“Bienaventurados los que lloran, porque ellos serán consolados. Bienaventurados los que tienen hambre y sed de justicia, porque ellos serán saciados. Bienaventurados los que padecen persecuciones por la justicia, porque de ellos es el reino de los Cielos.” (San Mateo, 5:5, 6 y 10.)
Las vicisitudes de la vida son de dos clases o, si se prefiere, tienen dos orígenes muy diferentes que conviene distinguir. Las hay cuya causa está en la vida presente; otras la tienen fuera de esta vida.
Si nos remontamos al origen de los males terrenales, se reconocerá que muchos de ellos son una consecuencia natural del carácter y de la conducta de quienes los padecen.
¡Cuántos hombres caen por su propia culpa! ¡Cuántos son víctimas de su imprevisión, de su orgullo y de su ambición!

• **Material proporcionado**:
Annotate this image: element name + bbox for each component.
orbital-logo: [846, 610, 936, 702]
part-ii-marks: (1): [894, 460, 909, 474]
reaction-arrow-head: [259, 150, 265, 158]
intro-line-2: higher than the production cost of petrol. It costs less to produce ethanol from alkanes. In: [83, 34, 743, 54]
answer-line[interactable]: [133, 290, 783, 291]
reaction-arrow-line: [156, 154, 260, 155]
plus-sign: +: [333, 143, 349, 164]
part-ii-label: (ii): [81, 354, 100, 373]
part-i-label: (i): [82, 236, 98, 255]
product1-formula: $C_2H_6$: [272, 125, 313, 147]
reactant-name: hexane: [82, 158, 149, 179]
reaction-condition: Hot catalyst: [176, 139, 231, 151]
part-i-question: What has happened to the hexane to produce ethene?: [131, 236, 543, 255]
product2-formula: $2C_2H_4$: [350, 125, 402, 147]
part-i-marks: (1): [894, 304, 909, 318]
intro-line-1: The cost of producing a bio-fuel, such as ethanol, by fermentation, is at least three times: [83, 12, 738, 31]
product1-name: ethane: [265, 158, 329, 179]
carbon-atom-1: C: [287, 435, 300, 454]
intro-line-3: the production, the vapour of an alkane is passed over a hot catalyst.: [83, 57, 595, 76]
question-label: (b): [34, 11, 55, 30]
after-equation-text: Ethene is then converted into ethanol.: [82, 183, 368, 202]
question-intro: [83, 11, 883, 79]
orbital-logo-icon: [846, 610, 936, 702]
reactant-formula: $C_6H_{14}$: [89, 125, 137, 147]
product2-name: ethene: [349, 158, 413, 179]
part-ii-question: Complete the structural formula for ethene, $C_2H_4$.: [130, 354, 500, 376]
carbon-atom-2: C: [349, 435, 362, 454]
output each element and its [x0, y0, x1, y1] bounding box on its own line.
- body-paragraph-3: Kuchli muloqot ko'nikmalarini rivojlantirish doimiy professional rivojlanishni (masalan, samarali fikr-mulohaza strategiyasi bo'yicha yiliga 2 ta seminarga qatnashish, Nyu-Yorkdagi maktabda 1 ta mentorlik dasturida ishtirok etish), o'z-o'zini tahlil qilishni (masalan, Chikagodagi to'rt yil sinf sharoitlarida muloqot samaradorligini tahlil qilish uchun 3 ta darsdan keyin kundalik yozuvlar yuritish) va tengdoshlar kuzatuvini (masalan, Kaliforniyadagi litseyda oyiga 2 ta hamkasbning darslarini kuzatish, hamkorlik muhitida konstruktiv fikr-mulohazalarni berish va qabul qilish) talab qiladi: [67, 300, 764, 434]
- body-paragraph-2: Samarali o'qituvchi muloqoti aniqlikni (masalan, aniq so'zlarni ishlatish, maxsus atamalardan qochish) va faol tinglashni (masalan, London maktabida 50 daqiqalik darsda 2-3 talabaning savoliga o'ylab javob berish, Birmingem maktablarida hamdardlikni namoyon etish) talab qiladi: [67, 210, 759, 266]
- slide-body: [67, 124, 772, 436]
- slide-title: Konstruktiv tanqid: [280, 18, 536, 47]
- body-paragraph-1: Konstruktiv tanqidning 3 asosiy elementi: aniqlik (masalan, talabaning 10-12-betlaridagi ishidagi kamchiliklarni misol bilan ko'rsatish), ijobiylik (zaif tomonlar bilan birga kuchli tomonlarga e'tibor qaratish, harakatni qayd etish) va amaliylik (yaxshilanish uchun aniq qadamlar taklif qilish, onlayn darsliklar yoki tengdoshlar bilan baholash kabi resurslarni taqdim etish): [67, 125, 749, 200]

• **Preguntas de estudio**:
1) Reproduzca el texto del fragmento comprendido entre «Si nos remontamos» y «quienes los padecen.», ambos inclusive, cambiando «terrenales» por «mundanos».
2) Según el fragmento, ¿de cuántas clases son las vicisitudes de la vida y dónde se encuentra su causa?
Los registros proceden de una fuente distinta.

• **Respuestas del ejercicio**:
1)
Si nos remontamos al origen de los males mundanos, se reconocerá que muchos de ellos son una consecuencia natural del carácter y de la conducta de quienes los padecen.

2) Son de dos clases: unas tienen su causa en la vida presente y otras fuera de esta vida.